* _TASK TO CARRY OUT_
Can you restate the records below word for word?

BEGIN DATA FOR THE TASK

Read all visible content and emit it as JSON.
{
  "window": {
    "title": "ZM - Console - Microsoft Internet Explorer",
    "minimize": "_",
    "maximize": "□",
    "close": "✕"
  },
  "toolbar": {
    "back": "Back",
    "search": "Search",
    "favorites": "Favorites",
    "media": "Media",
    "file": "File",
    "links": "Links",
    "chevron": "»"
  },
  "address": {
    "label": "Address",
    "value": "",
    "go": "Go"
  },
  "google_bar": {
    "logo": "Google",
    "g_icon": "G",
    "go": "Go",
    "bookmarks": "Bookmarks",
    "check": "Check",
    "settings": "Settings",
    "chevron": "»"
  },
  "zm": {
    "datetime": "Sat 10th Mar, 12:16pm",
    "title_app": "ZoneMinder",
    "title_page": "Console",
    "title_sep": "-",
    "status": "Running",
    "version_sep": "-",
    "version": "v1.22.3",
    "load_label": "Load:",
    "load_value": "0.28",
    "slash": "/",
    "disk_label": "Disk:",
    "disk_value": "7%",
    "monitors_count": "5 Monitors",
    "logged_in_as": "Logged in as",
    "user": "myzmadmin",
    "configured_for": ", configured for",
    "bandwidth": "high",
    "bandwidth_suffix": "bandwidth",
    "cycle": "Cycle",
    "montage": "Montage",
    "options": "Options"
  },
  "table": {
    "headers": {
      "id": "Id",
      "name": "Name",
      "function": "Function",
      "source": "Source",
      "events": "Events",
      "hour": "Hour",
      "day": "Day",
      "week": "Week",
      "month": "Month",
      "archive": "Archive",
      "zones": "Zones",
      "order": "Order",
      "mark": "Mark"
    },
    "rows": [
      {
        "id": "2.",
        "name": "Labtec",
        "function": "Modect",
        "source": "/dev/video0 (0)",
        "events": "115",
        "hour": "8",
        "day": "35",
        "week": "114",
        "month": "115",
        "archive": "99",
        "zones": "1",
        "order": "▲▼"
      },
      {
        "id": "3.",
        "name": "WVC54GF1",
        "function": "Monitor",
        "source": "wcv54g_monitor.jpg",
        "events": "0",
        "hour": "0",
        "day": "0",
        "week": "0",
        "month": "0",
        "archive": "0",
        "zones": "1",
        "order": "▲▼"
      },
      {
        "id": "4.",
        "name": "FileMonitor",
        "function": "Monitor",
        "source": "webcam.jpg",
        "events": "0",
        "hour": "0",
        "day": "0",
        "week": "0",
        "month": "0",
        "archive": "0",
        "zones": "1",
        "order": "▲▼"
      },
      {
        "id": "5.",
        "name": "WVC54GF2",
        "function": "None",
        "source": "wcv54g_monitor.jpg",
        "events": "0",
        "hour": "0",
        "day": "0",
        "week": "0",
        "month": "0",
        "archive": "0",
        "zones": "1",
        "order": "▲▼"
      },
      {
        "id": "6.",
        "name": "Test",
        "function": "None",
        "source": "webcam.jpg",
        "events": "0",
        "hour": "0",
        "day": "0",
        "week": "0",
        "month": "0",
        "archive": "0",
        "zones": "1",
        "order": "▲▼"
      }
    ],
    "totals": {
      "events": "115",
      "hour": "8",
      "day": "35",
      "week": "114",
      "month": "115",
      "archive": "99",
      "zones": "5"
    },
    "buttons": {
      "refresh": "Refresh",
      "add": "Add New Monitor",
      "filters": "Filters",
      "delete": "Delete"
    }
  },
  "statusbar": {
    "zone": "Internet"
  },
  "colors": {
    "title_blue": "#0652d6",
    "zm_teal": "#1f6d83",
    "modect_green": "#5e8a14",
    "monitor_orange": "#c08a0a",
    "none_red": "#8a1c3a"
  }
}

END DATA FOR THE TASK

* _WRITTEN REPLY_
Read all visible content and emit it as JSON.
{
  "window": {
    "title": "ZM - Console - Microsoft Internet Explorer",
    "minimize": "_",
    "maximize": "□",
    "close": "✕"
  },
  "toolbar": {
    "back": "Back",
    "search": "Search",
    "favorites": "Favorites",
    "media": "Media",
    "file": "File",
    "links": "Links",
    "chevron": "»"
  },
  "address": {
    "label": "Address",
    "value": "",
    "go": "Go"
  },
  "google_bar": {
    "logo": "Google",
    "g_icon": "G",
    "go": "Go",
    "bookmarks": "Bookmarks",
    "check": "Check",
    "settings": "Settings",
    "chevron": "»"
  },
  "zm": {
    "datetime": "Sat 10th Mar, 12:16pm",
    "title_app": "ZoneMinder",
    "title_page": "Console",
    "title_sep": "-",
    "status": "Running",
    "version_sep": "-",
    "version": "v1.22.3",
    "load_label": "Load:",
    "load_value": "0.28",
    "slash": "/",
    "disk_label": "Disk:",
    "disk_value": "7%",
    "monitors_count": "5 Monitors",
    "logged_in_as": "Logged in as",
    "user": "myzmadmin",
    "configured_for": ", configured for",
    "bandwidth": "high",
    "bandwidth_suffix": "bandwidth",
    "cycle": "Cycle",
    "montage": "Montage",
    "options": "Options"
  },
  "table": {
    "headers": {
      "id": "Id",
      "name": "Name",
      "function": "Function",
      "source": "Source",
      "events": "Events",
      "hour": "Hour",
      "day": "Day",
      "week": "Week",
      "month": "Month",
      "archive": "Archive",
      "zones": "Zones",
      "order": "Order",
      "mark": "Mark"
    },
    "rows": [
      {
        "id": "2.",
        "name": "Labtec",
        "function": "Modect",
        "source": "/dev/video0 (0)",
        "events": "115",
        "hour": "8",
        "day": "35",
        "week": "114",
        "month": "115",
        "archive": "99",
        "zones": "1",
        "order": "▲▼"
      },
      {
        "id": "3.",
        "name": "WVC54GF1",
        "function": "Monitor",
        "source": "wcv54g_monitor.jpg",
        "events": "0",
        "hour": "0",
        "day": "0",
        "week": "0",
        "month": "0",
        "archive": "0",
        "zones": "1",
        "order": "▲▼"
      },
      {
        "id": "4.",
        "name": "FileMonitor",
        "function": "Monitor",
        "source": "webcam.jpg",
        "events": "0",
        "hour": "0",
        "day": "0",
        "week": "0",
        "month": "0",
        "archive": "0",
        "zones": "1",
        "order": "▲▼"
      },
      {
        "id": "5.",
        "name": "WVC54GF2",
        "function": "None",
        "source": "wcv54g_monitor.jpg",
        "events": "0",
        "hour": "0",
        "day": "0",
        "week": "0",
        "month": "0",
        "archive": "0",
        "zones": "1",
        "order": "▲▼"
      },
      {
        "id": "6.",
        "name": "Test",
        "function": "None",
        "source": "webcam.jpg",
        "events": "0",
        "hour": "0",
        "day": "0",
        "week": "0",
        "month": "0",
        "archive": "0",
        "zones": "1",
        "order": "▲▼"
      }
    ],
    "totals": {
      "events": "115",
      "hour": "8",
      "day": "35",
      "week": "114",
      "month": "115",
      "archive": "99",
      "zones": "5"
    },
    "buttons": {
      "refresh": "Refresh",
      "add": "Add New Monitor",
      "filters": "Filters",
      "delete": "Delete"
    }
  },
  "statusbar": {
    "zone": "Internet"
  },
  "colors": {
    "title_blue": "#0652d6",
    "zm_teal": "#1f6d83",
    "modect_green": "#5e8a14",
    "monitor_orange": "#c08a0a",
    "none_red": "#8a1c3a"
  }
}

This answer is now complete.